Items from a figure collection

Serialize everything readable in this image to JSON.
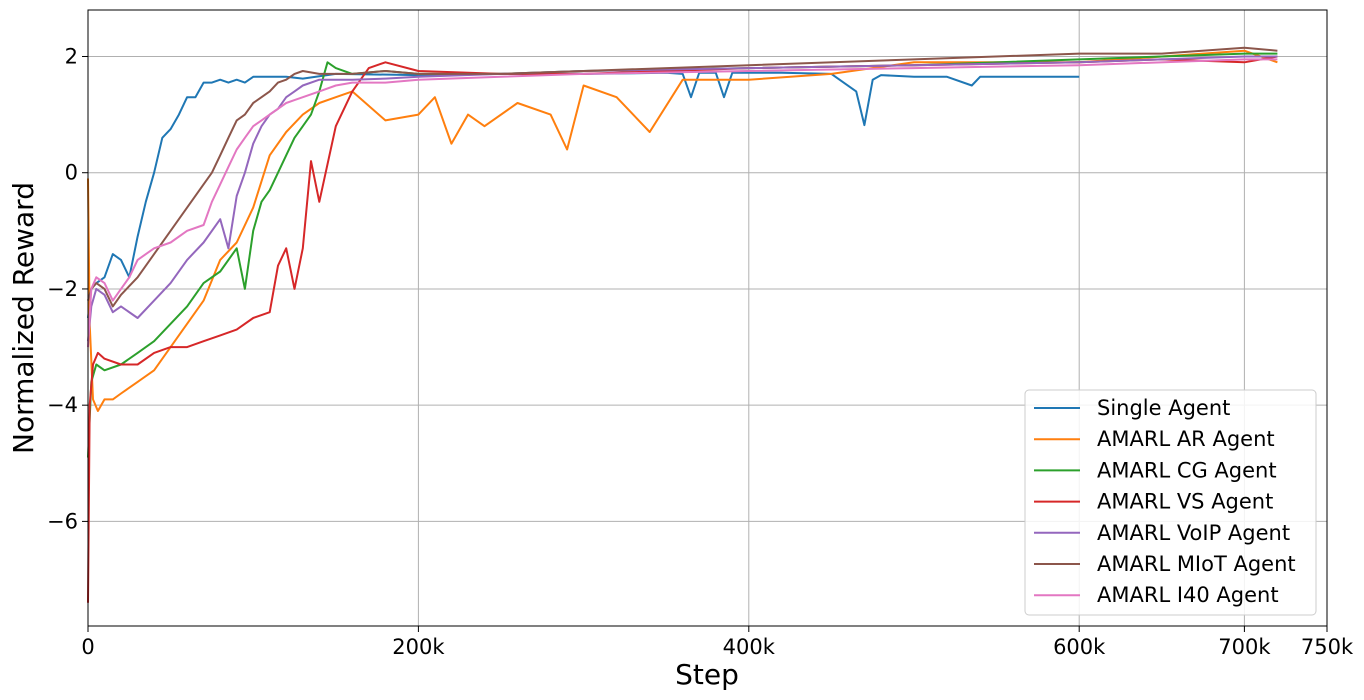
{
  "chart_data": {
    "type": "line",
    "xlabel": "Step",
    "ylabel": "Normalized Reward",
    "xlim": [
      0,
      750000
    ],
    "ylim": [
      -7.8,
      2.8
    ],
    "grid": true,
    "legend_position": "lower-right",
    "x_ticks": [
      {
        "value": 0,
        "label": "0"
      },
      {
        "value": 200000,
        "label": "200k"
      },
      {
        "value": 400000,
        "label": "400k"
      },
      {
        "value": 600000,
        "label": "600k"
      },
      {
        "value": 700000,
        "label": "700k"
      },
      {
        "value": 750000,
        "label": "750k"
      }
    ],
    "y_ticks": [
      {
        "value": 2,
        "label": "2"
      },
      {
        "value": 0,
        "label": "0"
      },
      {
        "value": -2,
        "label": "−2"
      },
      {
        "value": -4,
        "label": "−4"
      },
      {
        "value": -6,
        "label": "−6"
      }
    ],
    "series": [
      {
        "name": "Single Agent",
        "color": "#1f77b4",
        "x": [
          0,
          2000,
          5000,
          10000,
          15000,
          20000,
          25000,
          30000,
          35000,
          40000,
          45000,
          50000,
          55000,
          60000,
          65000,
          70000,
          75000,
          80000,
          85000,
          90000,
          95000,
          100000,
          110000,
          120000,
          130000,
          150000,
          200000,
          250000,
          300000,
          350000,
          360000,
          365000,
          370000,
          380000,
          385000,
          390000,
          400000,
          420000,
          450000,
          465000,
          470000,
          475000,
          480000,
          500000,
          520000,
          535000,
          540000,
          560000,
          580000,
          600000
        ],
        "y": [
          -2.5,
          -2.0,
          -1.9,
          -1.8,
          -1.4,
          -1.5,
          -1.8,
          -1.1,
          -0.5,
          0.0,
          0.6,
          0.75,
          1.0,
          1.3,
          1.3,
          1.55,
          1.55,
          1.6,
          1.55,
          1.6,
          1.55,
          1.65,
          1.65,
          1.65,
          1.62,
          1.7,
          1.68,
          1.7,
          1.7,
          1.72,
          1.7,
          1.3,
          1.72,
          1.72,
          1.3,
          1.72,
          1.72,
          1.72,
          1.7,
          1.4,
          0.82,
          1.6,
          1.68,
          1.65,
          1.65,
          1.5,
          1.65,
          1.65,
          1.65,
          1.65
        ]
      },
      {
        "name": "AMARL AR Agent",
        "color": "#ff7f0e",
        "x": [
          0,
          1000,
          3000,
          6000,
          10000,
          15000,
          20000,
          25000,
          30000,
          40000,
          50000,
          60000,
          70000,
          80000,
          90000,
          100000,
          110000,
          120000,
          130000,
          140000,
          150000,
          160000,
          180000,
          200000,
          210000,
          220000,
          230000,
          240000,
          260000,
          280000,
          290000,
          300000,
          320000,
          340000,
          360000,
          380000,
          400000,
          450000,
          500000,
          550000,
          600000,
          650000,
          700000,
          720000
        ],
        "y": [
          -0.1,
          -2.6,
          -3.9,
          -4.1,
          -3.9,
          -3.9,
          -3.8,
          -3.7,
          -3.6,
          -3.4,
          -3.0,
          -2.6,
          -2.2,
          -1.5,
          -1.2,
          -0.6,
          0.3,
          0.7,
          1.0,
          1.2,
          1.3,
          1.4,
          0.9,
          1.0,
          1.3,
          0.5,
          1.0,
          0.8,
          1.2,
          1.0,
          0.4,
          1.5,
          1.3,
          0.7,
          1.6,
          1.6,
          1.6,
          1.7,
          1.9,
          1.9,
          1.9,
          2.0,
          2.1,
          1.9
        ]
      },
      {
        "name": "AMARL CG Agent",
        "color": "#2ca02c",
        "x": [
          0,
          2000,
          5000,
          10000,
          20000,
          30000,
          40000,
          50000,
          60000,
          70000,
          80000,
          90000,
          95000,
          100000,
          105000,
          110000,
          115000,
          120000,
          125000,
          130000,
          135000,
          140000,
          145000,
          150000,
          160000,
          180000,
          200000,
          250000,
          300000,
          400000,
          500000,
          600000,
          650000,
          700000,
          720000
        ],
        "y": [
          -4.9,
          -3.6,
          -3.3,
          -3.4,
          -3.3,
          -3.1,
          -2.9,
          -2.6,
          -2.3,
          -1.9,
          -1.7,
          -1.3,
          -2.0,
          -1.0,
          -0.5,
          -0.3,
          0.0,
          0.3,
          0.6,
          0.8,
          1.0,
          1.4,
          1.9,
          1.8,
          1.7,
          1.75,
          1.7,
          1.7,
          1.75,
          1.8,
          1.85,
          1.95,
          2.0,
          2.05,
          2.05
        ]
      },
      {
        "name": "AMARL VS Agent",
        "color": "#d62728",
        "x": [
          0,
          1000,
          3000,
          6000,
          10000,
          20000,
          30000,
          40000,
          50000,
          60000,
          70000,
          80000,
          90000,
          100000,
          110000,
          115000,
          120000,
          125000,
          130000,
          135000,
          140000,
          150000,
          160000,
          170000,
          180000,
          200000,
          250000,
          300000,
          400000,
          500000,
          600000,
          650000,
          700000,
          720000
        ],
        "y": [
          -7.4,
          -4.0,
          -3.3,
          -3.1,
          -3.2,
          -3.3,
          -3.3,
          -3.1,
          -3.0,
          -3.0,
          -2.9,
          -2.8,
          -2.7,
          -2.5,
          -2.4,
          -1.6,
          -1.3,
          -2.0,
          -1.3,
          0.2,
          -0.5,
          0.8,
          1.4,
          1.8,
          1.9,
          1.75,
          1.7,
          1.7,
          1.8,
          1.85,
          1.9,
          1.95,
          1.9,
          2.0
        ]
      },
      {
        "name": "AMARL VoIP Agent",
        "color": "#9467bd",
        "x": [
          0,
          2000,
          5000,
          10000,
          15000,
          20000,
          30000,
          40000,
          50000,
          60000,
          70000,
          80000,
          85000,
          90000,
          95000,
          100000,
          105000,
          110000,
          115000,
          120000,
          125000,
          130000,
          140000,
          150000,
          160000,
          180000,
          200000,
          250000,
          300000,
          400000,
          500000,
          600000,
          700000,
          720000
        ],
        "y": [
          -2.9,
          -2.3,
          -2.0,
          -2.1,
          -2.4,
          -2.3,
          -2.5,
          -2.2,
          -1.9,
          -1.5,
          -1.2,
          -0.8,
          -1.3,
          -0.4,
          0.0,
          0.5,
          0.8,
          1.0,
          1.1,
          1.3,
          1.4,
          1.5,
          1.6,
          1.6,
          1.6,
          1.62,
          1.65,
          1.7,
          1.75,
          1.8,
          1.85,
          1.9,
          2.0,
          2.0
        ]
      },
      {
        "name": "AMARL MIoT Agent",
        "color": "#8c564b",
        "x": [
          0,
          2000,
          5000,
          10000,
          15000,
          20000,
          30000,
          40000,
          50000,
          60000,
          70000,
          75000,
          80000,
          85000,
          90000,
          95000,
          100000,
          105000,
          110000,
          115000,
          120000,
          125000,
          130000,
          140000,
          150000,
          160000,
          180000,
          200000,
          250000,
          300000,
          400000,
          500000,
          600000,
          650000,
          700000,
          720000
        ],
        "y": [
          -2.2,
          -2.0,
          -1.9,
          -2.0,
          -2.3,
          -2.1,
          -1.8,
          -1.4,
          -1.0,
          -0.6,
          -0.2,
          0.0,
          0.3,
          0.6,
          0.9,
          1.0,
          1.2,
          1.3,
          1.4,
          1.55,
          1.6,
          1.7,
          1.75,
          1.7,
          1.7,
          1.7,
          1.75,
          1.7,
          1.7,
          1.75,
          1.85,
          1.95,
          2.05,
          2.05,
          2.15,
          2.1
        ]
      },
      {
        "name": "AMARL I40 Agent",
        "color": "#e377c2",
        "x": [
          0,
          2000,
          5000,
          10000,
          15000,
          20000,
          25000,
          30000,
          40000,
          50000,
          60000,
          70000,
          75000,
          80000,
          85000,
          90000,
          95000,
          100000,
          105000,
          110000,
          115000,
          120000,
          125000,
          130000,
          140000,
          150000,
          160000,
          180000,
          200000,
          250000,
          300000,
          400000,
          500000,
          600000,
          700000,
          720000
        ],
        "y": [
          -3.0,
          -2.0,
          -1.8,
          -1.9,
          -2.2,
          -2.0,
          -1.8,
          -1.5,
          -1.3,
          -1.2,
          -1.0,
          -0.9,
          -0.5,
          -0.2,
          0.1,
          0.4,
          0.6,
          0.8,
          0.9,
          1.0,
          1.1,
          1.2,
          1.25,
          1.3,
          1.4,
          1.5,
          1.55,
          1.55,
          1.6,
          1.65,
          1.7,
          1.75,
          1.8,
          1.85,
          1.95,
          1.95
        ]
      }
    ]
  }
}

* _What is being asked_: Copy each line of the preceding data that contains the string "name".

* _Response to this task_:
        "name": "Single Agent",
        "name": "AMARL AR Agent",
        "name": "AMARL CG Agent",
        "name": "AMARL VS Agent",
        "name": "AMARL VoIP Agent",
        "name": "AMARL MIoT Agent",
        "name": "AMARL I40 Agent",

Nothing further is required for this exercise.